» TASK INSTRUCTIONS
Restate each line of the listing exactly, without carrying over any pictures.

» RECORDS PROVIDED

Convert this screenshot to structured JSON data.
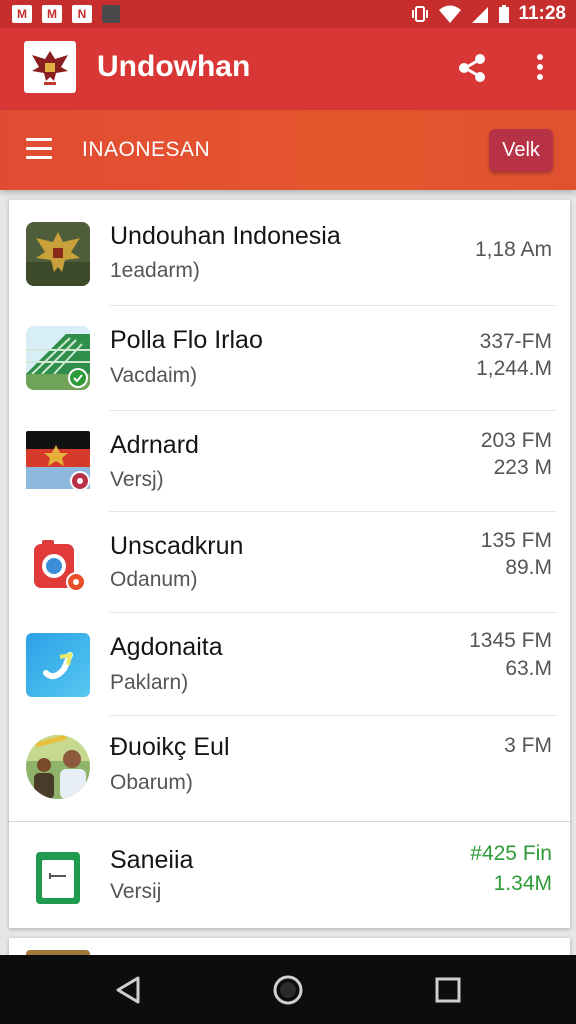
{
  "status_bar": {
    "time": "11:28",
    "left_icons": [
      "gmail-icon",
      "gmail-icon",
      "notification-icon",
      "notification-icon"
    ],
    "left_glyphs": [
      "M",
      "M",
      "N",
      ""
    ],
    "right_icons": [
      "vibrate-icon",
      "wifi-icon",
      "signal-icon",
      "battery-icon"
    ]
  },
  "app_bar": {
    "title": "Undowhan",
    "logo_icon": "garuda-emblem-icon",
    "share_icon": "share-icon",
    "more_icon": "more-vert-icon"
  },
  "sub_bar": {
    "title": "INAONESAN",
    "button_label": "Velk",
    "menu_icon": "hamburger-menu-icon"
  },
  "list": [
    {
      "title": "Undouhan Indonesia",
      "subtitle": "1eadarm)",
      "date": "1,18 Am",
      "size": "",
      "icon": "garuda-emblem-icon"
    },
    {
      "title": "Polla Flo Irlao",
      "subtitle": "Vacdaim)",
      "date": "337-FM",
      "size": "1,244.M",
      "icon": "solar-panel-icon"
    },
    {
      "title": "Adrnard",
      "subtitle": "Versj)",
      "date": "203 FM",
      "size": "223 M",
      "icon": "flag-icon"
    },
    {
      "title": "Unscadkrun",
      "subtitle": "Odanum)",
      "date": "135 FM",
      "size": "89.M",
      "icon": "camera-app-icon"
    },
    {
      "title": "Agdonaita",
      "subtitle": "Paklarn)",
      "date": "1345 FM",
      "size": "63.M",
      "icon": "gradient-app-icon"
    },
    {
      "title": "Đuoikç Eul",
      "subtitle": "Obarum)",
      "date": "3 FM",
      "size": "",
      "icon": "people-photo-icon"
    },
    {
      "title": "Saneiia",
      "subtitle": "Versij",
      "date": "#425 Fin",
      "size": "1.34M",
      "icon": "sheets-app-icon",
      "accent": "#2e9b39"
    }
  ],
  "nav_bar": {
    "back_icon": "back-triangle-icon",
    "home_icon": "home-circle-icon",
    "recents_icon": "recents-square-icon"
  },
  "colors": {
    "app_bar": "#d93636",
    "sub_bar": "#e4572e",
    "button": "#b83246",
    "highlight_text": "#2e9b39"
  }
}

» OUTPUT FOR THIS TASK
Convert this screenshot to structured JSON data.
{
  "status_bar": {
    "time": "11:28",
    "left_icons": [
      "gmail-icon",
      "gmail-icon",
      "notification-icon",
      "notification-icon"
    ],
    "left_glyphs": [
      "M",
      "M",
      "N",
      ""
    ],
    "right_icons": [
      "vibrate-icon",
      "wifi-icon",
      "signal-icon",
      "battery-icon"
    ]
  },
  "app_bar": {
    "title": "Undowhan",
    "logo_icon": "garuda-emblem-icon",
    "share_icon": "share-icon",
    "more_icon": "more-vert-icon"
  },
  "sub_bar": {
    "title": "INAONESAN",
    "button_label": "Velk",
    "menu_icon": "hamburger-menu-icon"
  },
  "list": [
    {
      "title": "Undouhan Indonesia",
      "subtitle": "1eadarm)",
      "date": "1,18 Am",
      "size": "",
      "icon": "garuda-emblem-icon"
    },
    {
      "title": "Polla Flo Irlao",
      "subtitle": "Vacdaim)",
      "date": "337-FM",
      "size": "1,244.M",
      "icon": "solar-panel-icon"
    },
    {
      "title": "Adrnard",
      "subtitle": "Versj)",
      "date": "203 FM",
      "size": "223 M",
      "icon": "flag-icon"
    },
    {
      "title": "Unscadkrun",
      "subtitle": "Odanum)",
      "date": "135 FM",
      "size": "89.M",
      "icon": "camera-app-icon"
    },
    {
      "title": "Agdonaita",
      "subtitle": "Paklarn)",
      "date": "1345 FM",
      "size": "63.M",
      "icon": "gradient-app-icon"
    },
    {
      "title": "Đuoikç Eul",
      "subtitle": "Obarum)",
      "date": "3 FM",
      "size": "",
      "icon": "people-photo-icon"
    },
    {
      "title": "Saneiia",
      "subtitle": "Versij",
      "date": "#425 Fin",
      "size": "1.34M",
      "icon": "sheets-app-icon",
      "accent": "#2e9b39"
    }
  ],
  "nav_bar": {
    "back_icon": "back-triangle-icon",
    "home_icon": "home-circle-icon",
    "recents_icon": "recents-square-icon"
  },
  "colors": {
    "app_bar": "#d93636",
    "sub_bar": "#e4572e",
    "button": "#b83246",
    "highlight_text": "#2e9b39"
  }
}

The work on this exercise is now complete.